* [Input rows]
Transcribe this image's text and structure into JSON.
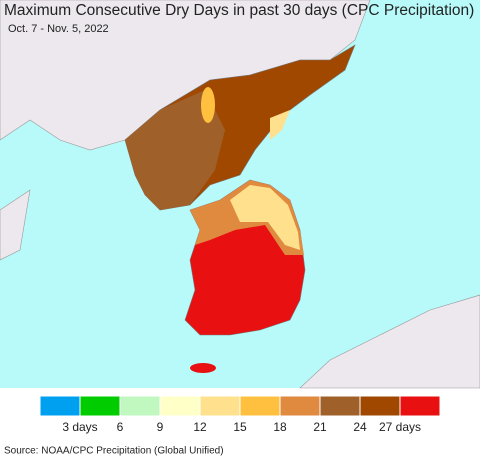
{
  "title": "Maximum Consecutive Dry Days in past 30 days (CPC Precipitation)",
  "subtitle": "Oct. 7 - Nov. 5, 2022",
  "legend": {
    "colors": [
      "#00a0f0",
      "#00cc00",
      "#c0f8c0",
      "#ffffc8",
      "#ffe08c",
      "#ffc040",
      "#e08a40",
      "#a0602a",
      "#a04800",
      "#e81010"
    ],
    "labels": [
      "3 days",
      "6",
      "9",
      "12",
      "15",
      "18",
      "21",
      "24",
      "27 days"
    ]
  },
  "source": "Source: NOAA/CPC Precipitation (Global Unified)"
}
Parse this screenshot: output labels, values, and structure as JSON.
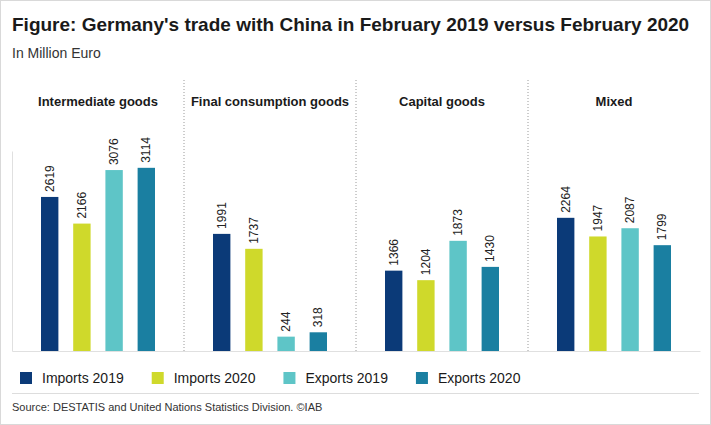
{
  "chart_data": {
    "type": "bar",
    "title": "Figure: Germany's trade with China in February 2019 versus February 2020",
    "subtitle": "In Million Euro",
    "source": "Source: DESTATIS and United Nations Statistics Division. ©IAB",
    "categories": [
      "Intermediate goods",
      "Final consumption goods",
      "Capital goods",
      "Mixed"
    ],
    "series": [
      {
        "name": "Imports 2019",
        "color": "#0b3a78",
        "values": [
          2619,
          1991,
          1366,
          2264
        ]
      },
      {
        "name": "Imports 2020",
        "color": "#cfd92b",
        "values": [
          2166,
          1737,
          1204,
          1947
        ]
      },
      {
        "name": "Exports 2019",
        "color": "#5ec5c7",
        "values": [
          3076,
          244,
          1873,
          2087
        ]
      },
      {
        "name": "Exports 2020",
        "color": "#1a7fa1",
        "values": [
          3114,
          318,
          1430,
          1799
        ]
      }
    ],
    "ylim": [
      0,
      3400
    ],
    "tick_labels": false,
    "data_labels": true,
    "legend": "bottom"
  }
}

* [Problem to solve] No pictures belong in the copy: reproduce exactly the lines above from the one that contains "Parse this screenshot: output" through the last line of the entries.

* [Finished task]
Parse this screenshot: output labels, values, and structure as JSON.
{
  "chart_data": {
    "type": "bar",
    "title": "Figure: Germany's trade with China in February 2019 versus February 2020",
    "subtitle": "In Million Euro",
    "source": "Source: DESTATIS and United Nations Statistics Division. ©IAB",
    "categories": [
      "Intermediate goods",
      "Final consumption goods",
      "Capital goods",
      "Mixed"
    ],
    "series": [
      {
        "name": "Imports 2019",
        "color": "#0b3a78",
        "values": [
          2619,
          1991,
          1366,
          2264
        ]
      },
      {
        "name": "Imports 2020",
        "color": "#cfd92b",
        "values": [
          2166,
          1737,
          1204,
          1947
        ]
      },
      {
        "name": "Exports 2019",
        "color": "#5ec5c7",
        "values": [
          3076,
          244,
          1873,
          2087
        ]
      },
      {
        "name": "Exports 2020",
        "color": "#1a7fa1",
        "values": [
          3114,
          318,
          1430,
          1799
        ]
      }
    ],
    "ylim": [
      0,
      3400
    ],
    "tick_labels": false,
    "data_labels": true,
    "legend": "bottom"
  }
}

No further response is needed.